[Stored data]
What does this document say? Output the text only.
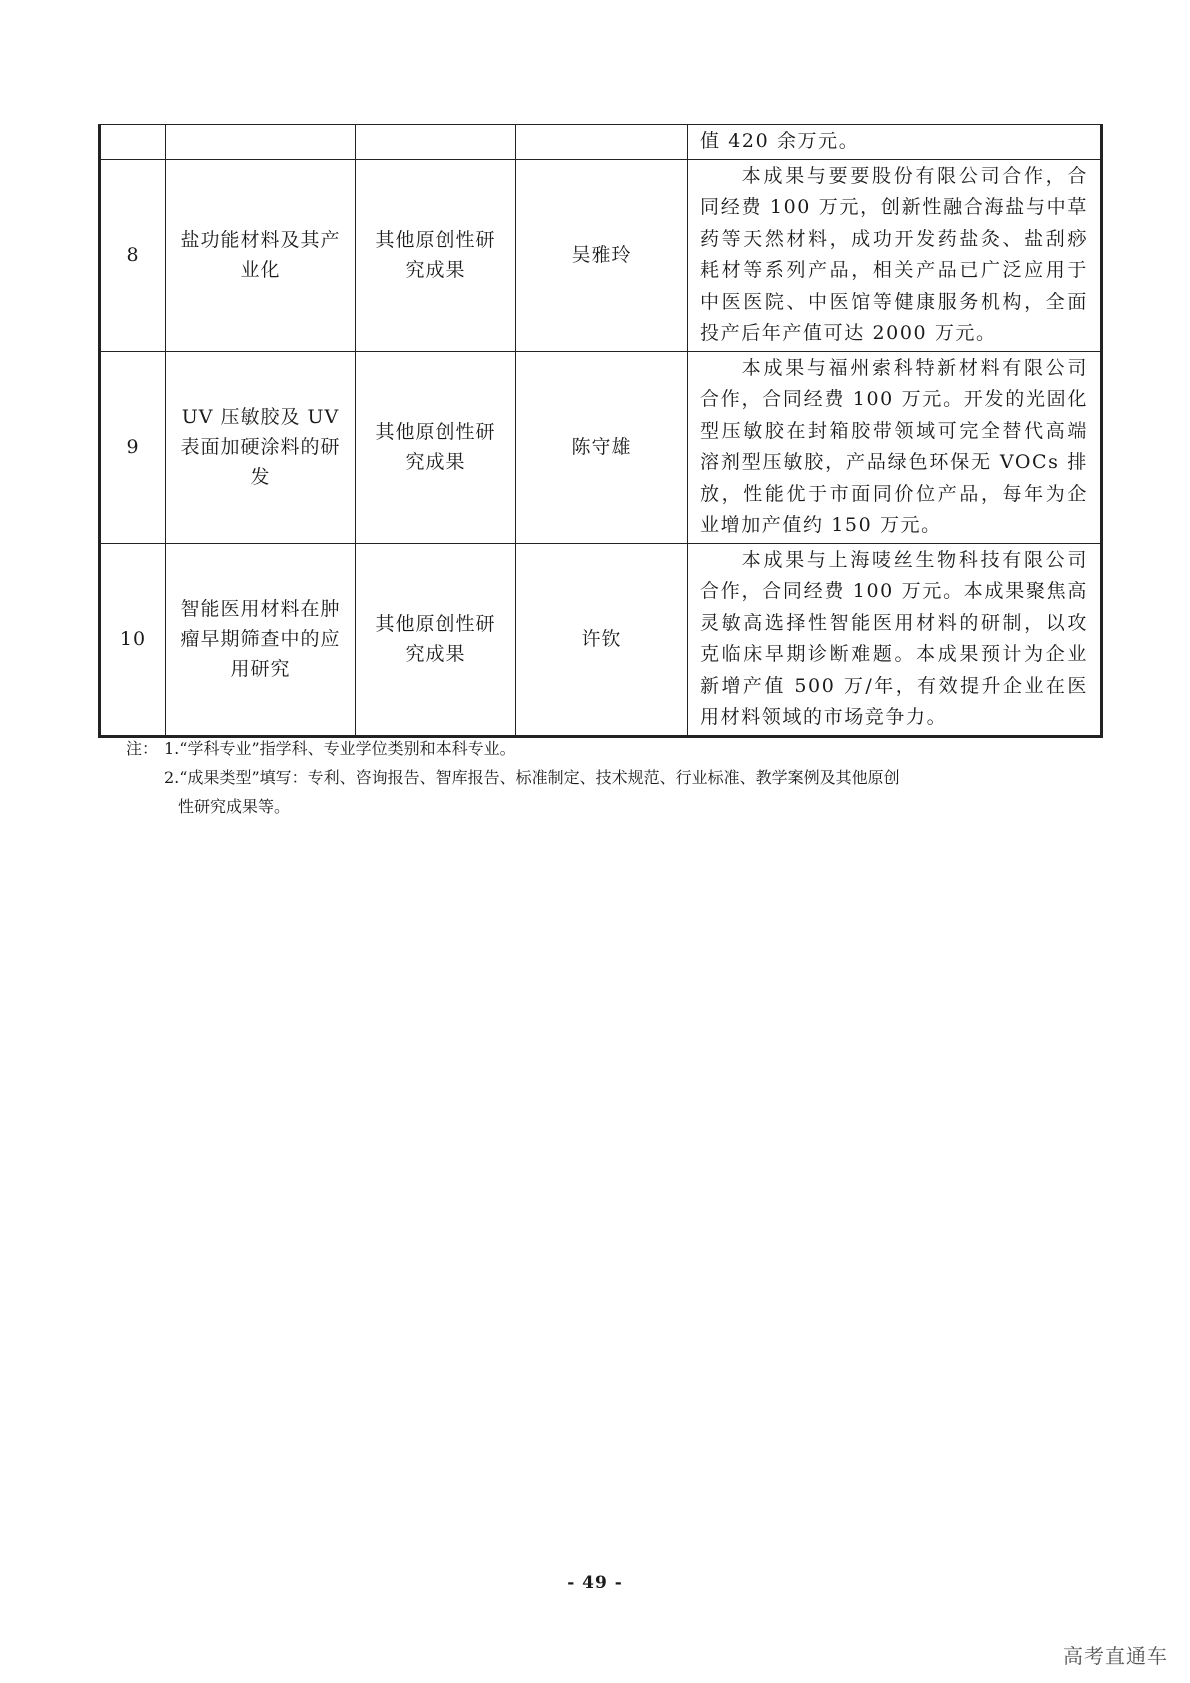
				值 420 余万元。

8	盐功能材料及其产业化	其他原创性研究成果	吴雅玲	本成果与要要股份有限公司合作，合同经费 100 万元，创新性融合海盐与中草药等天然材料，成功开发药盐灸、盐刮痧耗材等系列产品，相关产品已广泛应用于中医医院、中医馆等健康服务机构，全面投产后年产值可达 2000 万元。

9	UV 压敏胶及 UV 表面加硬涂料的研发	其他原创性研究成果	陈守雄	本成果与福州索科特新材料有限公司合作，合同经费 100 万元。开发的光固化型压敏胶在封箱胶带领域可完全替代高端溶剂型压敏胶，产品绿色环保无 VOCs 排放，性能优于市面同价位产品，每年为企业增加产值约 150 万元。

10	智能医用材料在肿瘤早期筛查中的应用研究	其他原创性研究成果	许钦	本成果与上海唛丝生物科技有限公司合作，合同经费 100 万元。本成果聚焦高灵敏高选择性智能医用材料的研制，以攻克临床早期诊断难题。本成果预计为企业新增产值 500 万/年，有效提升企业在医用材料领域的市场竞争力。
注： 1.“学科专业”指学科、专业学位类别和本科专业。
2.“成果类型”填写：专利、咨询报告、智库报告、标准制定、技术规范、行业标准、教学案例及其他原创
性研究成果等。
- 49 -
高考直通车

■ What needs to be done
Copy out the entries verbatim and leave the images out.

■ Final result
What does this document say? Output the text only.
				值 420 余万元。

8	盐功能材料及其产业化	其他原创性研究成果	吴雅玲	本成果与要要股份有限公司合作，合同经费 100 万元，创新性融合海盐与中草药等天然材料，成功开发药盐灸、盐刮痧耗材等系列产品，相关产品已广泛应用于中医医院、中医馆等健康服务机构，全面投产后年产值可达 2000 万元。

9	UV 压敏胶及 UV 表面加硬涂料的研发	其他原创性研究成果	陈守雄	本成果与福州索科特新材料有限公司合作，合同经费 100 万元。开发的光固化型压敏胶在封箱胶带领域可完全替代高端溶剂型压敏胶，产品绿色环保无 VOCs 排放，性能优于市面同价位产品，每年为企业增加产值约 150 万元。

10	智能医用材料在肿瘤早期筛查中的应用研究	其他原创性研究成果	许钦	本成果与上海唛丝生物科技有限公司合作，合同经费 100 万元。本成果聚焦高灵敏高选择性智能医用材料的研制，以攻克临床早期诊断难题。本成果预计为企业新增产值 500 万/年，有效提升企业在医用材料领域的市场竞争力。
注： 1.“学科专业”指学科、专业学位类别和本科专业。
2.“成果类型”填写：专利、咨询报告、智库报告、标准制定、技术规范、行业标准、教学案例及其他原创
性研究成果等。
- 49 -
高考直通车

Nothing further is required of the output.